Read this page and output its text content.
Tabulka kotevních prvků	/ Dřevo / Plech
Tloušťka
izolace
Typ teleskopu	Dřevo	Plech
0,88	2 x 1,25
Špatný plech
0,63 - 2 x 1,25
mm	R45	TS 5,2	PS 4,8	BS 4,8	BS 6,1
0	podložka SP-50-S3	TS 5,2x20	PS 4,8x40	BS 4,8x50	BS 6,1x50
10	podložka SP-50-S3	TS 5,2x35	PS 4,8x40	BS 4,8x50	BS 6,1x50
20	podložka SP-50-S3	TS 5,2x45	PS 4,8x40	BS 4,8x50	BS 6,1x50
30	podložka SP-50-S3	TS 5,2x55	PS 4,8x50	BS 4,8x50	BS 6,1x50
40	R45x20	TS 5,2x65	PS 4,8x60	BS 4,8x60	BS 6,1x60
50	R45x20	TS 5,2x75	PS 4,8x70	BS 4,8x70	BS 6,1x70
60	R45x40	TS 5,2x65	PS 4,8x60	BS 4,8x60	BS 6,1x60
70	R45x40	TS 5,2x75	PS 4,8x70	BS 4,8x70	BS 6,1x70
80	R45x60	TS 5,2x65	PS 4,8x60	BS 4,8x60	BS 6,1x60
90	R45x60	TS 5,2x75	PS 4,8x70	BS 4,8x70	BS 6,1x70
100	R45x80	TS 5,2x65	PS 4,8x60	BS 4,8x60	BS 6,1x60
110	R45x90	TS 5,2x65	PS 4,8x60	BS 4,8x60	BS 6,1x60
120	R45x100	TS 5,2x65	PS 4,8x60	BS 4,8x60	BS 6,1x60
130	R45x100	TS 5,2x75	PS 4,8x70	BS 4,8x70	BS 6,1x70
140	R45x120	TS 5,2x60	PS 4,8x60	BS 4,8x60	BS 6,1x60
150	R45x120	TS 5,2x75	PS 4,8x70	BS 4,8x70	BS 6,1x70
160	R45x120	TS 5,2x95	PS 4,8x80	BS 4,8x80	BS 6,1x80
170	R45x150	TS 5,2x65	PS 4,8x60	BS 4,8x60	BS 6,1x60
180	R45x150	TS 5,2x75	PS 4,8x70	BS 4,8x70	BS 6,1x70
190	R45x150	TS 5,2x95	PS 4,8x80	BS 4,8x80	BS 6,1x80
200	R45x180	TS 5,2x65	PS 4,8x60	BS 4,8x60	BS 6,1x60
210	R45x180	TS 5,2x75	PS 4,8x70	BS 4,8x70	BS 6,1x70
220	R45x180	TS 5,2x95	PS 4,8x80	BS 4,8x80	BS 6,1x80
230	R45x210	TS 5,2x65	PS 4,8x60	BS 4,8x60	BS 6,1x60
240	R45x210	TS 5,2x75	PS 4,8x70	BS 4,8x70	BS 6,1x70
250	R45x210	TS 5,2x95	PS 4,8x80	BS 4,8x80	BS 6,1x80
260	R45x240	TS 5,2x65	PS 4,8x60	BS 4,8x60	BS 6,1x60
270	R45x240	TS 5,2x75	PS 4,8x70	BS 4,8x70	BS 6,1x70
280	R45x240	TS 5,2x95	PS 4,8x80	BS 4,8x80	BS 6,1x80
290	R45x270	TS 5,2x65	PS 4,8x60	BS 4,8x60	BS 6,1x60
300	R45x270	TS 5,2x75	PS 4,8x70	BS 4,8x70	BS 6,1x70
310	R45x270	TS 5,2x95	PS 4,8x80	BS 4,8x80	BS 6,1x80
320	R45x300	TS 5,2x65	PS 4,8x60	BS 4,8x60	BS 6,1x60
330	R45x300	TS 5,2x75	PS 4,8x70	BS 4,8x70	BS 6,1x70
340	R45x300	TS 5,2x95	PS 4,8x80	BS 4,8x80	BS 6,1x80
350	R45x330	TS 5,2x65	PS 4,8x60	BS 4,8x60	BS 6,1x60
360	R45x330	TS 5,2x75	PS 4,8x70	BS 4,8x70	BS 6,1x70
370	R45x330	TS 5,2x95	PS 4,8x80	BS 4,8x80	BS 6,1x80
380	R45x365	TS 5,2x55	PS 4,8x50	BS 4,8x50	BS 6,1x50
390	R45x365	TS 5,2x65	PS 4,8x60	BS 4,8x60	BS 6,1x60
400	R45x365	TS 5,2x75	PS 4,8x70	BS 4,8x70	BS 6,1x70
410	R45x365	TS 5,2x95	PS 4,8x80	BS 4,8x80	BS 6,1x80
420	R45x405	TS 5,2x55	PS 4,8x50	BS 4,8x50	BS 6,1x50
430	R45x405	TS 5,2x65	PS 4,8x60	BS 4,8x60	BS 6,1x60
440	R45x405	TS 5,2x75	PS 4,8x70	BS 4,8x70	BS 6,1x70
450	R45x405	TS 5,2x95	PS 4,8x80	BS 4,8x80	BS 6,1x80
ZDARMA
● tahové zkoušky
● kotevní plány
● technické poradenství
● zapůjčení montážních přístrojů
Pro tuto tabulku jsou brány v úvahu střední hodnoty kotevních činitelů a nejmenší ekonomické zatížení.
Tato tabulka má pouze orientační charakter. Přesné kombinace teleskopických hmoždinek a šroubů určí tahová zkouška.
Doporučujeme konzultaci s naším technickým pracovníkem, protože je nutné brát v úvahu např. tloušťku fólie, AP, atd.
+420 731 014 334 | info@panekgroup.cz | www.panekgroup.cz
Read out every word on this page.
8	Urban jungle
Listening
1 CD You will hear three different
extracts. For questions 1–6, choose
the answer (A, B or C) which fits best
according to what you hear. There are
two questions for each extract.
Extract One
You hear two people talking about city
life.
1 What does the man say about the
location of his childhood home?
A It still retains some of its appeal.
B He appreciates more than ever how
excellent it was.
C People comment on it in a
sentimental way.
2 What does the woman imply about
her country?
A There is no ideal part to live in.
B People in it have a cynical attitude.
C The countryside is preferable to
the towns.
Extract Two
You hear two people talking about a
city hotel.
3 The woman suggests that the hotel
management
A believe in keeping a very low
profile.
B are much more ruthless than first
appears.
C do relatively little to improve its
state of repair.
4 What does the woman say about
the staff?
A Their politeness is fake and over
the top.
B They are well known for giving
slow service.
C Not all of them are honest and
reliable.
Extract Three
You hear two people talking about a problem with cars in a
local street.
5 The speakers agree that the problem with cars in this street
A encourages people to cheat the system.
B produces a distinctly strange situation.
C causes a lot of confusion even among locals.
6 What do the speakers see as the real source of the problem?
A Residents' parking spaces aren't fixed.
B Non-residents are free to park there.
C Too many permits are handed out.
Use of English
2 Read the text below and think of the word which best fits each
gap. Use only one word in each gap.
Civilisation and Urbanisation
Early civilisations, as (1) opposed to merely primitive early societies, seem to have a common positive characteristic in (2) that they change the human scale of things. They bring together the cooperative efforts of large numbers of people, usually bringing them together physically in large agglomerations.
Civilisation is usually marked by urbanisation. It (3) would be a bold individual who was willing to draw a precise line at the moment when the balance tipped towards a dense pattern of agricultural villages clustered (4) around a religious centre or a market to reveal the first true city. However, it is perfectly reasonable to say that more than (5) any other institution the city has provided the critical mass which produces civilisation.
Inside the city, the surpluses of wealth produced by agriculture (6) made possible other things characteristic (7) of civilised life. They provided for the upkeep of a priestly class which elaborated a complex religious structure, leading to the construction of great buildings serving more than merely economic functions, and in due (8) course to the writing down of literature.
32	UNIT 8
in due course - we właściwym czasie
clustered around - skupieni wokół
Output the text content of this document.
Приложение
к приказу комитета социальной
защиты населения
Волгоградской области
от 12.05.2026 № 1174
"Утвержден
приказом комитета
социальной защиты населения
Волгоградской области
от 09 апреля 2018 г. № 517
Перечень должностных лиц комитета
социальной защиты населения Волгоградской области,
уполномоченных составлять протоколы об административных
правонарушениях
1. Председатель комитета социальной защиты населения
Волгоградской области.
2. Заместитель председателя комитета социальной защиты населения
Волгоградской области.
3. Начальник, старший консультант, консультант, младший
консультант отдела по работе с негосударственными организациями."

[What is asked] Go over the entries above and say how many lines hold the string "населения", with no other text.

[Full solution] 5